SHORT TASK »
Tell how many lines in the data below include the word "JSON". The answer is the number only.

Items from a data source:
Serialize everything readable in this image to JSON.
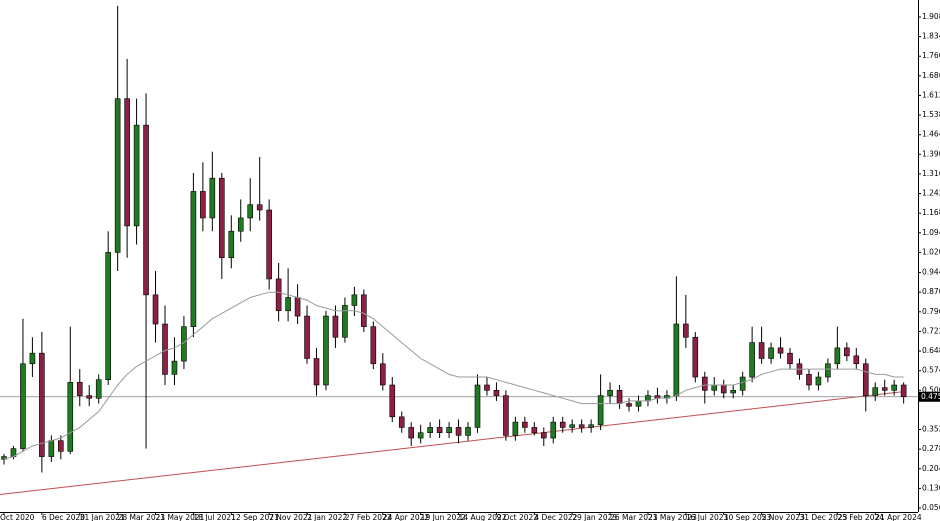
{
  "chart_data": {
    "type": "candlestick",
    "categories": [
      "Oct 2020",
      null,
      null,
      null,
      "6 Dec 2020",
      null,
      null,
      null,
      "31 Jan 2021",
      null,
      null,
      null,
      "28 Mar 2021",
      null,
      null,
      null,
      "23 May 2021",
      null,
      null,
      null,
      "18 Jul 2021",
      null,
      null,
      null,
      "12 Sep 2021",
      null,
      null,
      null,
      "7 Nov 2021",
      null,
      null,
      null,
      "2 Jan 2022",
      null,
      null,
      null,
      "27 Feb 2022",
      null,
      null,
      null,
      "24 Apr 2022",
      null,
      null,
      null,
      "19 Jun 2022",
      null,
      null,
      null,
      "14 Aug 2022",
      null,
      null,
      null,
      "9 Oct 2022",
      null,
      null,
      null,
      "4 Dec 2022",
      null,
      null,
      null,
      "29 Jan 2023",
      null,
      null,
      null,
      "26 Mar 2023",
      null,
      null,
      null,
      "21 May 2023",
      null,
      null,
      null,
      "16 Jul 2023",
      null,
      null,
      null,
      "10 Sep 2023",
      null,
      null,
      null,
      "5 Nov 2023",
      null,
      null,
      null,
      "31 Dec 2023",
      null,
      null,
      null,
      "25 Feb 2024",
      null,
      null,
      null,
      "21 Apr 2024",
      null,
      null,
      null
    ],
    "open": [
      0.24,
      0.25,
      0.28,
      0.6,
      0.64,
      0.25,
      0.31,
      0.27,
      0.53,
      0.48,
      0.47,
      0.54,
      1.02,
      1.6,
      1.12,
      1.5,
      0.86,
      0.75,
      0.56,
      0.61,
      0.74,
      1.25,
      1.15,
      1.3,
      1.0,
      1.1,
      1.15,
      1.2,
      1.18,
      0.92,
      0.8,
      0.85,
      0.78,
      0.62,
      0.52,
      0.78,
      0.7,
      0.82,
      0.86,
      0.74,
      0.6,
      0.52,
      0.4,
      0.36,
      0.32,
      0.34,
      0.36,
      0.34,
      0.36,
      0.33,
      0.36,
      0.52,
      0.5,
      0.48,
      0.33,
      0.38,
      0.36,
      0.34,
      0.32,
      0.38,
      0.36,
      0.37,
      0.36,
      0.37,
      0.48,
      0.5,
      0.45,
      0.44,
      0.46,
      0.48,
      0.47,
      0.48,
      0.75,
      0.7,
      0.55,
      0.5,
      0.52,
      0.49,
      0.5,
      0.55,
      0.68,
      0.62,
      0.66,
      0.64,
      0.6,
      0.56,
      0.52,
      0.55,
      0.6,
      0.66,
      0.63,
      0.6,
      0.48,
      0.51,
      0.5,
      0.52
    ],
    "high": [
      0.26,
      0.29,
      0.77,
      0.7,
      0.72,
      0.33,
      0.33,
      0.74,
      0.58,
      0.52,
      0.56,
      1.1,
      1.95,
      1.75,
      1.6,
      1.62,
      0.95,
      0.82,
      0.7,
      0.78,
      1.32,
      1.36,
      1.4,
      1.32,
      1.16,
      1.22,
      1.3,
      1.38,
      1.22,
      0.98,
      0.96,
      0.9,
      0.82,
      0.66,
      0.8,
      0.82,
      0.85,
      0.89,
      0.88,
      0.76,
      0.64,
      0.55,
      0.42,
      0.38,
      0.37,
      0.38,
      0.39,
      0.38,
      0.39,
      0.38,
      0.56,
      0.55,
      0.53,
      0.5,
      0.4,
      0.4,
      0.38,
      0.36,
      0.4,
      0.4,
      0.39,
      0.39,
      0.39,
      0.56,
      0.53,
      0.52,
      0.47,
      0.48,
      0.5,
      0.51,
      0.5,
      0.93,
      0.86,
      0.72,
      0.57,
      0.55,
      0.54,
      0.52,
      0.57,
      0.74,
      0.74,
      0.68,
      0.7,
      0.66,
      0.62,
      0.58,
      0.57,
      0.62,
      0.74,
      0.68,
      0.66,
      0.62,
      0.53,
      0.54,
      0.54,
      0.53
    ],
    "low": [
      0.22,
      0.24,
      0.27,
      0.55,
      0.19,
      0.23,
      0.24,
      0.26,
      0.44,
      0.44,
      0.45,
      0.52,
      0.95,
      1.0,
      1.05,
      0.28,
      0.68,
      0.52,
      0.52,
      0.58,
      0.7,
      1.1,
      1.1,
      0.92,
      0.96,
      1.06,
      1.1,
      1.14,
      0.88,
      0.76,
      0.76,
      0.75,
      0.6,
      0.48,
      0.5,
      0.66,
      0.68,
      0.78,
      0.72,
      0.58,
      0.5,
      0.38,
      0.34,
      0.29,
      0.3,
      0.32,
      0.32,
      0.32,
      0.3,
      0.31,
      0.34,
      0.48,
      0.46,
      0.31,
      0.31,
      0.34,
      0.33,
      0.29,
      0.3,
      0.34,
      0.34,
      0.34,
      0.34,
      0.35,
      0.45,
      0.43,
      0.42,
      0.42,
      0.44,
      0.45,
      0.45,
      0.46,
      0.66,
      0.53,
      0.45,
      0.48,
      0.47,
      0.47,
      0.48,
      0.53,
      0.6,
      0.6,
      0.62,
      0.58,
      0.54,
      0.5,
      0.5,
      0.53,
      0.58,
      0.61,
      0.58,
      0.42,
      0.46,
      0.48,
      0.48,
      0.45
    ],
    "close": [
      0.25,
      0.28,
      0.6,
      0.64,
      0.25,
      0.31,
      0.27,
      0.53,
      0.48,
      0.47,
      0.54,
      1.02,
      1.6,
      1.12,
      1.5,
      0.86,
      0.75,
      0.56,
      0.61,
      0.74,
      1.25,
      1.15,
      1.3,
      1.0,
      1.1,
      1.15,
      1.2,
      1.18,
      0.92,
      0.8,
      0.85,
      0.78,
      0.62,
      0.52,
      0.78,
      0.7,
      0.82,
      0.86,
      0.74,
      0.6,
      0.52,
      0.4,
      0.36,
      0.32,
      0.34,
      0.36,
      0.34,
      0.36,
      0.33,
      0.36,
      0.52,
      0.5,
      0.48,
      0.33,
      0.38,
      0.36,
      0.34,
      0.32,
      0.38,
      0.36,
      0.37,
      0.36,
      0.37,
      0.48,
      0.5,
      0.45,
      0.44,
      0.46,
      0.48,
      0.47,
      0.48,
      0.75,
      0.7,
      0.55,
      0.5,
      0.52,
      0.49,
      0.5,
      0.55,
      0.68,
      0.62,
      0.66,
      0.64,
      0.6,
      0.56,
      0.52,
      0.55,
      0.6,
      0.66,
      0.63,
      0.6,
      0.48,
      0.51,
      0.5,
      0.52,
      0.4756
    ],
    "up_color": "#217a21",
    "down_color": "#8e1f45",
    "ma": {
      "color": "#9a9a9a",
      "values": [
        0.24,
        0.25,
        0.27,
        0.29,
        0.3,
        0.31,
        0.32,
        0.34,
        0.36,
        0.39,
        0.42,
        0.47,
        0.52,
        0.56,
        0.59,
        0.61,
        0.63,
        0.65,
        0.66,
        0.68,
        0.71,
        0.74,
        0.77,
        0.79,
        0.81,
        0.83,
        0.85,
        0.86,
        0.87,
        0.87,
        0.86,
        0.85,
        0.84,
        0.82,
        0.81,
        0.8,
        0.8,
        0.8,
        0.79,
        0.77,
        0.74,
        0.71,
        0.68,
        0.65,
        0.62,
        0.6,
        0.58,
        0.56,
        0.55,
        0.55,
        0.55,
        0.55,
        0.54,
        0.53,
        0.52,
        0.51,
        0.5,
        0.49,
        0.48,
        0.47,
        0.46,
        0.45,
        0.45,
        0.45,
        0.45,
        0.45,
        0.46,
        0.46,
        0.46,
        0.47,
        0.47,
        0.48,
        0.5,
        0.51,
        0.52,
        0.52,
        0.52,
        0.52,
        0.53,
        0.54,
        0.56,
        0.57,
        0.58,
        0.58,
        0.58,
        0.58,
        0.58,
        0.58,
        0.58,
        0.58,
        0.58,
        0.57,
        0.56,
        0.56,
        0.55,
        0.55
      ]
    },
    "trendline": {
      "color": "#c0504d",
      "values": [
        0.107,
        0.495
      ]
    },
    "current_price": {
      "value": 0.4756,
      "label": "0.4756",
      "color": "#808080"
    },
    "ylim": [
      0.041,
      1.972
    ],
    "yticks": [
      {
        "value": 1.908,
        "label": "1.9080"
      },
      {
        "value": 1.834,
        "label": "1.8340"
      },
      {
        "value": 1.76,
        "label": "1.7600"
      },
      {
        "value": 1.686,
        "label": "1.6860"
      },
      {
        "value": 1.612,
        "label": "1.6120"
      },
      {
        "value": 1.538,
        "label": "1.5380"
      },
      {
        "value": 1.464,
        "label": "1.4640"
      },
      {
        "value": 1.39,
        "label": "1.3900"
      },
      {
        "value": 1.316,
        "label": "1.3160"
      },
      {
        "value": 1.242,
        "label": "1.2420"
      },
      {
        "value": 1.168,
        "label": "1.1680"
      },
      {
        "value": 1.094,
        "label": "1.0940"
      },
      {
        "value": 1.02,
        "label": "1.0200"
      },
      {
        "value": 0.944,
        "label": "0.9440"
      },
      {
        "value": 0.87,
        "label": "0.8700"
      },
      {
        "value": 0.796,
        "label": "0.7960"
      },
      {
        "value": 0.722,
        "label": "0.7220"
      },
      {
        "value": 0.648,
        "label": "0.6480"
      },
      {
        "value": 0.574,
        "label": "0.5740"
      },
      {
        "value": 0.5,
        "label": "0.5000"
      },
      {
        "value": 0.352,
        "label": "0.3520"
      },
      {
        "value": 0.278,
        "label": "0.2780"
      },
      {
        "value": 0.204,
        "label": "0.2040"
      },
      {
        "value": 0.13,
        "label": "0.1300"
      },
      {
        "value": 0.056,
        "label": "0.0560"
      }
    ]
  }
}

---

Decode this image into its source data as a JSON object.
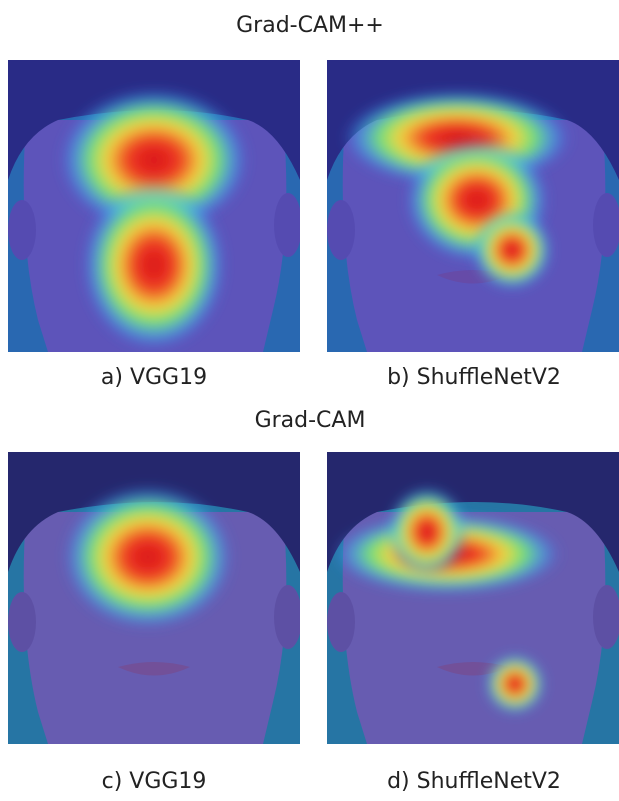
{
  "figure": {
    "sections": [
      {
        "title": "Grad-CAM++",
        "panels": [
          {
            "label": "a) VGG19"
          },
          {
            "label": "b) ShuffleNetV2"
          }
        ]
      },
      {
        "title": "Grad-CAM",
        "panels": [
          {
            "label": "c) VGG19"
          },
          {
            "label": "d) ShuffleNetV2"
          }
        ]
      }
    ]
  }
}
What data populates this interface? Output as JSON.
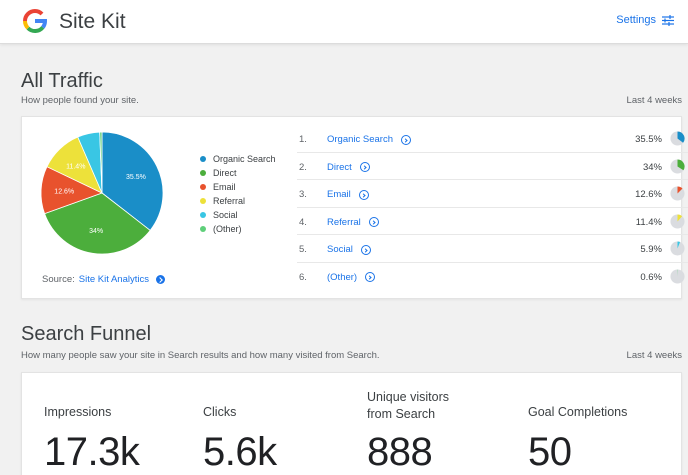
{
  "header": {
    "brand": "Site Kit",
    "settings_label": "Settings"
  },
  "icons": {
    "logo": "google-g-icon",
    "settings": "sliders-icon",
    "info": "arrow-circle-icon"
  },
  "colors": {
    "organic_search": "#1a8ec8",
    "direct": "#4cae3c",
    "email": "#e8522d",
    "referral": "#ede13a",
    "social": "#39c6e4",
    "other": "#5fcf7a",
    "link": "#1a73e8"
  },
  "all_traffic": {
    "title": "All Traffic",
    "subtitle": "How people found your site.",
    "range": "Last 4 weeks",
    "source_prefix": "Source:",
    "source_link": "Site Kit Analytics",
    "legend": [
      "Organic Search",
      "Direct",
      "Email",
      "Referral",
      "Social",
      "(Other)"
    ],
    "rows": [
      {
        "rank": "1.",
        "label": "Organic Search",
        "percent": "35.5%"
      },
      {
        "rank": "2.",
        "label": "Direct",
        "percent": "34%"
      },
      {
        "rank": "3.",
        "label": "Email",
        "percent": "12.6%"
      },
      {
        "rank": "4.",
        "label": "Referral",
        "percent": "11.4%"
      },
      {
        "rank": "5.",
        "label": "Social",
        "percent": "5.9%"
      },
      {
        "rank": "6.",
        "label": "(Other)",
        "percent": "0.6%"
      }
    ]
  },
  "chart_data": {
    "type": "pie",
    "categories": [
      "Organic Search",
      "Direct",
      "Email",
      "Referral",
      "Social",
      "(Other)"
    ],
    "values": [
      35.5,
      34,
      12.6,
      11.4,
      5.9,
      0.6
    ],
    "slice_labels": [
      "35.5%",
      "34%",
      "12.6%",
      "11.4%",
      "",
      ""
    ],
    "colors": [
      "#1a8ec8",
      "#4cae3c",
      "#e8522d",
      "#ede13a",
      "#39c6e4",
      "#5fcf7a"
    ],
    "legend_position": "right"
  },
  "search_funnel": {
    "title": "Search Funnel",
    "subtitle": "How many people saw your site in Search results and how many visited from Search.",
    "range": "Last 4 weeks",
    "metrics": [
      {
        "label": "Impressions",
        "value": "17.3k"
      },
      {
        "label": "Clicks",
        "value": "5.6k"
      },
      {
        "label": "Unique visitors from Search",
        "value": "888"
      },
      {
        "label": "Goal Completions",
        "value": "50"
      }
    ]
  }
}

FINAL ANSWER »
3